* **INSTRUCTIONS TO FOLLOW**:
Write out the following lines exactly as they appear, from the first line to the last.

:: DATA PROVIDED ::

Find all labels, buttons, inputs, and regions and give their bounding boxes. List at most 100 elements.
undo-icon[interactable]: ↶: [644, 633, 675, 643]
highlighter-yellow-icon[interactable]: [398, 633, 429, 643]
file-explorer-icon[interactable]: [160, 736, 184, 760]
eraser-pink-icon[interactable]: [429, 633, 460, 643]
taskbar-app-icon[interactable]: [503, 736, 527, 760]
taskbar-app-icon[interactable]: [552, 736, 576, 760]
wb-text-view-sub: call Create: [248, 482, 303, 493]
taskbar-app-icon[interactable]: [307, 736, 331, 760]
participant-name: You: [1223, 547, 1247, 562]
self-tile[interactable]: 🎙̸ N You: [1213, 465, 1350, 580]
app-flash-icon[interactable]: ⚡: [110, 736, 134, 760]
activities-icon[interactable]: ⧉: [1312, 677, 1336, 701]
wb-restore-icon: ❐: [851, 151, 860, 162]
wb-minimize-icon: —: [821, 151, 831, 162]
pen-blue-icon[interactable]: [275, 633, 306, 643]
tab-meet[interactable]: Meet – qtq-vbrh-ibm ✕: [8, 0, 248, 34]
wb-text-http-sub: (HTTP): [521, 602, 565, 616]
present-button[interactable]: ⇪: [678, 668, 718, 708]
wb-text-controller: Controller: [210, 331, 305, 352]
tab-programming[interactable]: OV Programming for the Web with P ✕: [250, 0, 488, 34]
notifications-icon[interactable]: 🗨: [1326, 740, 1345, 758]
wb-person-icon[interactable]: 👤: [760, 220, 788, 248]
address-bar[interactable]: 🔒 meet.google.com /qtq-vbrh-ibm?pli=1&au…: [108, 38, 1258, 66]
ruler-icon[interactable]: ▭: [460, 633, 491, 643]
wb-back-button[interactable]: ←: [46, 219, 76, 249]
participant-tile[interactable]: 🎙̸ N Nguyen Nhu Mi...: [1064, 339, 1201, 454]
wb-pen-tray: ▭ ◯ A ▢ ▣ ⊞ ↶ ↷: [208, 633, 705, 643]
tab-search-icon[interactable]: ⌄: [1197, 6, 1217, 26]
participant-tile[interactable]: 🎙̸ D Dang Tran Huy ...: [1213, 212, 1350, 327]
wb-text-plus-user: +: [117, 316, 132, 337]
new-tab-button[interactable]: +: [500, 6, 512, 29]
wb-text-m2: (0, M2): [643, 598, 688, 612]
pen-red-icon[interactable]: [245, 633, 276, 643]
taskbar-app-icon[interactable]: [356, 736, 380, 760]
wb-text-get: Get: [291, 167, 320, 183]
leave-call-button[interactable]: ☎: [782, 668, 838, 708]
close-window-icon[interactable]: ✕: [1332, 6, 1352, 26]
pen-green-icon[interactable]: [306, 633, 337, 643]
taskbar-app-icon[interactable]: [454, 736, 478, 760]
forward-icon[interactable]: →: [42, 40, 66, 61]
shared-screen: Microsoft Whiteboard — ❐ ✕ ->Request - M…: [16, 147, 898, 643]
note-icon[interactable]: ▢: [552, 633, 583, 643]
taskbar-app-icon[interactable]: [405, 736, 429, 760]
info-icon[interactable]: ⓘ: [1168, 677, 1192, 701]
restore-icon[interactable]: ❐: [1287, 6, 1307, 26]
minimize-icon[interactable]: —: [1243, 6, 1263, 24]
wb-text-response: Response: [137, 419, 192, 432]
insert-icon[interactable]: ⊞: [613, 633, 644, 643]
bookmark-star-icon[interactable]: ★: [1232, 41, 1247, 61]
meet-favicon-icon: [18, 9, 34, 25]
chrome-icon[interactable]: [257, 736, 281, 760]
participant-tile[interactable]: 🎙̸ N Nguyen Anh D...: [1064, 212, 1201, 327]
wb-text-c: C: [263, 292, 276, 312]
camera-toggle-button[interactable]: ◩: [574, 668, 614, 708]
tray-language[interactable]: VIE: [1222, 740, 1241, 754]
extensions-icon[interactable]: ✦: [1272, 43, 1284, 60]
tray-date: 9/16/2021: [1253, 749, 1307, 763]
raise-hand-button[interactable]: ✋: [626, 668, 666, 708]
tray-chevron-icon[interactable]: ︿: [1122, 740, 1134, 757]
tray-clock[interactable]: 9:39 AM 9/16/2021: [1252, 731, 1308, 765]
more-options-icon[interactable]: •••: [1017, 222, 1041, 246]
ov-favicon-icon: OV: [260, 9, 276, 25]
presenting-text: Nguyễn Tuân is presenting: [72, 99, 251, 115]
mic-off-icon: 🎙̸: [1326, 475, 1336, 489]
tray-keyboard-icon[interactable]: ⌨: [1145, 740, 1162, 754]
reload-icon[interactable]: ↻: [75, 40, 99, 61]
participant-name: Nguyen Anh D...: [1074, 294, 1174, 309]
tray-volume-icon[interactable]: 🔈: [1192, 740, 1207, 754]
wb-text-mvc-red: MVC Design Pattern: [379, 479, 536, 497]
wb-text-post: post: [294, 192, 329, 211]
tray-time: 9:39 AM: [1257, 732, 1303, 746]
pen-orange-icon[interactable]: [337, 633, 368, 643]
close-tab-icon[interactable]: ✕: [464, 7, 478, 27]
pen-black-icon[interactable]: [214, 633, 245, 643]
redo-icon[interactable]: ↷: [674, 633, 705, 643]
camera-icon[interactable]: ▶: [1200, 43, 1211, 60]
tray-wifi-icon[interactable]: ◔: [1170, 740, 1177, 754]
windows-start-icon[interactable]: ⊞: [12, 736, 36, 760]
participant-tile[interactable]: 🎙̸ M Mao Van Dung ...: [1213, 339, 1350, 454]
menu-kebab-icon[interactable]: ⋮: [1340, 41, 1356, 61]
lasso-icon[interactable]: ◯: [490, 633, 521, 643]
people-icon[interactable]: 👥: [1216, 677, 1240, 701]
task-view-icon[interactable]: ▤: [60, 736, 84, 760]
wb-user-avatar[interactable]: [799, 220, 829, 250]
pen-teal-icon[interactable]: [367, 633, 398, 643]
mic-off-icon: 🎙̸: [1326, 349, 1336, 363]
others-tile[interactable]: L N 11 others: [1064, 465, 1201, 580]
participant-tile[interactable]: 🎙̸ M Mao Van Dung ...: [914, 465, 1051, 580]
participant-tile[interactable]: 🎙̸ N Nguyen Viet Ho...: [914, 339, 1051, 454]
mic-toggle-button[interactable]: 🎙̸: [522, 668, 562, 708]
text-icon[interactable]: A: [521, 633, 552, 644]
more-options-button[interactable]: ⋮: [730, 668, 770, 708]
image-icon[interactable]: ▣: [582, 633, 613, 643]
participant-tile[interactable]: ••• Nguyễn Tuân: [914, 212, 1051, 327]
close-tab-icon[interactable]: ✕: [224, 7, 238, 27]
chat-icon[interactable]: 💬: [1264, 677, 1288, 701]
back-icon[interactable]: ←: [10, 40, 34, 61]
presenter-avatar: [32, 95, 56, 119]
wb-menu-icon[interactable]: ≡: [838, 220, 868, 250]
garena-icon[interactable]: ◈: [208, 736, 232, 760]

:::

* **RESPONSE TO THE EXERCISE**:
Find all labels, buttons, inputs, and regions and give their bounding boxes. List at most 100 elements.
undo-icon[interactable]: ↶: [644, 633, 675, 643]
highlighter-yellow-icon[interactable]: [398, 633, 429, 643]
file-explorer-icon[interactable]: [160, 736, 184, 760]
eraser-pink-icon[interactable]: [429, 633, 460, 643]
taskbar-app-icon[interactable]: [503, 736, 527, 760]
taskbar-app-icon[interactable]: [552, 736, 576, 760]
wb-text-view-sub: call Create: [248, 482, 303, 493]
taskbar-app-icon[interactable]: [307, 736, 331, 760]
participant-name: You: [1223, 547, 1247, 562]
self-tile[interactable]: 🎙̸ N You: [1213, 465, 1350, 580]
app-flash-icon[interactable]: ⚡: [110, 736, 134, 760]
activities-icon[interactable]: ⧉: [1312, 677, 1336, 701]
wb-restore-icon: ❐: [851, 151, 860, 162]
wb-minimize-icon: —: [821, 151, 831, 162]
pen-blue-icon[interactable]: [275, 633, 306, 643]
tab-meet[interactable]: Meet – qtq-vbrh-ibm ✕: [8, 0, 248, 34]
wb-text-http-sub: (HTTP): [521, 602, 565, 616]
present-button[interactable]: ⇪: [678, 668, 718, 708]
wb-text-controller: Controller: [210, 331, 305, 352]
tab-programming[interactable]: OV Programming for the Web with P ✕: [250, 0, 488, 34]
notifications-icon[interactable]: 🗨: [1326, 740, 1345, 758]
wb-person-icon[interactable]: 👤: [760, 220, 788, 248]
address-bar[interactable]: 🔒 meet.google.com /qtq-vbrh-ibm?pli=1&au…: [108, 38, 1258, 66]
ruler-icon[interactable]: ▭: [460, 633, 491, 643]
wb-back-button[interactable]: ←: [46, 219, 76, 249]
participant-tile[interactable]: 🎙̸ N Nguyen Nhu Mi...: [1064, 339, 1201, 454]
wb-pen-tray: ▭ ◯ A ▢ ▣ ⊞ ↶ ↷: [208, 633, 705, 643]
tab-search-icon[interactable]: ⌄: [1197, 6, 1217, 26]
participant-tile[interactable]: 🎙̸ D Dang Tran Huy ...: [1213, 212, 1350, 327]
wb-text-plus-user: +: [117, 316, 132, 337]
new-tab-button[interactable]: +: [500, 6, 512, 29]
wb-text-m2: (0, M2): [643, 598, 688, 612]
pen-red-icon[interactable]: [245, 633, 276, 643]
taskbar-app-icon[interactable]: [356, 736, 380, 760]
wb-text-get: Get: [291, 167, 320, 183]
leave-call-button[interactable]: ☎: [782, 668, 838, 708]
close-window-icon[interactable]: ✕: [1332, 6, 1352, 26]
pen-green-icon[interactable]: [306, 633, 337, 643]
taskbar-app-icon[interactable]: [454, 736, 478, 760]
forward-icon[interactable]: →: [42, 40, 66, 61]
shared-screen: Microsoft Whiteboard — ❐ ✕ ->Request - M…: [16, 147, 898, 643]
note-icon[interactable]: ▢: [552, 633, 583, 643]
taskbar-app-icon[interactable]: [405, 736, 429, 760]
info-icon[interactable]: ⓘ: [1168, 677, 1192, 701]
restore-icon[interactable]: ❐: [1287, 6, 1307, 26]
minimize-icon[interactable]: —: [1243, 6, 1263, 24]
wb-text-response: Response: [137, 419, 192, 432]
insert-icon[interactable]: ⊞: [613, 633, 644, 643]
bookmark-star-icon[interactable]: ★: [1232, 41, 1247, 61]
meet-favicon-icon: [18, 9, 34, 25]
chrome-icon[interactable]: [257, 736, 281, 760]
participant-tile[interactable]: 🎙̸ N Nguyen Anh D...: [1064, 212, 1201, 327]
wb-text-c: C: [263, 292, 276, 312]
camera-toggle-button[interactable]: ◩: [574, 668, 614, 708]
tray-language[interactable]: VIE: [1222, 740, 1241, 754]
extensions-icon[interactable]: ✦: [1272, 43, 1284, 60]
tray-date: 9/16/2021: [1253, 749, 1307, 763]
raise-hand-button[interactable]: ✋: [626, 668, 666, 708]
tray-chevron-icon[interactable]: ︿: [1122, 740, 1134, 757]
tray-clock[interactable]: 9:39 AM 9/16/2021: [1252, 731, 1308, 765]
more-options-icon[interactable]: •••: [1017, 222, 1041, 246]
ov-favicon-icon: OV: [260, 9, 276, 25]
presenting-text: Nguyễn Tuân is presenting: [72, 99, 251, 115]
mic-off-icon: 🎙̸: [1326, 475, 1336, 489]
tray-keyboard-icon[interactable]: ⌨: [1145, 740, 1162, 754]
reload-icon[interactable]: ↻: [75, 40, 99, 61]
participant-name: Nguyen Anh D...: [1074, 294, 1174, 309]
tray-volume-icon[interactable]: 🔈: [1192, 740, 1207, 754]
wb-text-mvc-red: MVC Design Pattern: [379, 479, 536, 497]
wb-text-post: post: [294, 192, 329, 211]
tray-time: 9:39 AM: [1257, 732, 1303, 746]
pen-orange-icon[interactable]: [337, 633, 368, 643]
close-tab-icon[interactable]: ✕: [464, 7, 478, 27]
pen-black-icon[interactable]: [214, 633, 245, 643]
redo-icon[interactable]: ↷: [674, 633, 705, 643]
camera-icon[interactable]: ▶: [1200, 43, 1211, 60]
tray-wifi-icon[interactable]: ◔: [1170, 740, 1177, 754]
windows-start-icon[interactable]: ⊞: [12, 736, 36, 760]
participant-tile[interactable]: 🎙̸ M Mao Van Dung ...: [1213, 339, 1350, 454]
menu-kebab-icon[interactable]: ⋮: [1340, 41, 1356, 61]
lasso-icon[interactable]: ◯: [490, 633, 521, 643]
people-icon[interactable]: 👥: [1216, 677, 1240, 701]
task-view-icon[interactable]: ▤: [60, 736, 84, 760]
wb-user-avatar[interactable]: [799, 220, 829, 250]
pen-teal-icon[interactable]: [367, 633, 398, 643]
mic-off-icon: 🎙̸: [1326, 349, 1336, 363]
others-tile[interactable]: L N 11 others: [1064, 465, 1201, 580]
participant-tile[interactable]: 🎙̸ M Mao Van Dung ...: [914, 465, 1051, 580]
participant-tile[interactable]: 🎙̸ N Nguyen Viet Ho...: [914, 339, 1051, 454]
mic-toggle-button[interactable]: 🎙̸: [522, 668, 562, 708]
text-icon[interactable]: A: [521, 633, 552, 644]
more-options-button[interactable]: ⋮: [730, 668, 770, 708]
image-icon[interactable]: ▣: [582, 633, 613, 643]
participant-tile[interactable]: ••• Nguyễn Tuân: [914, 212, 1051, 327]
close-tab-icon[interactable]: ✕: [224, 7, 238, 27]
chat-icon[interactable]: 💬: [1264, 677, 1288, 701]
back-icon[interactable]: ←: [10, 40, 34, 61]
presenter-avatar: [32, 95, 56, 119]
wb-menu-icon[interactable]: ≡: [838, 220, 868, 250]
garena-icon[interactable]: ◈: [208, 736, 232, 760]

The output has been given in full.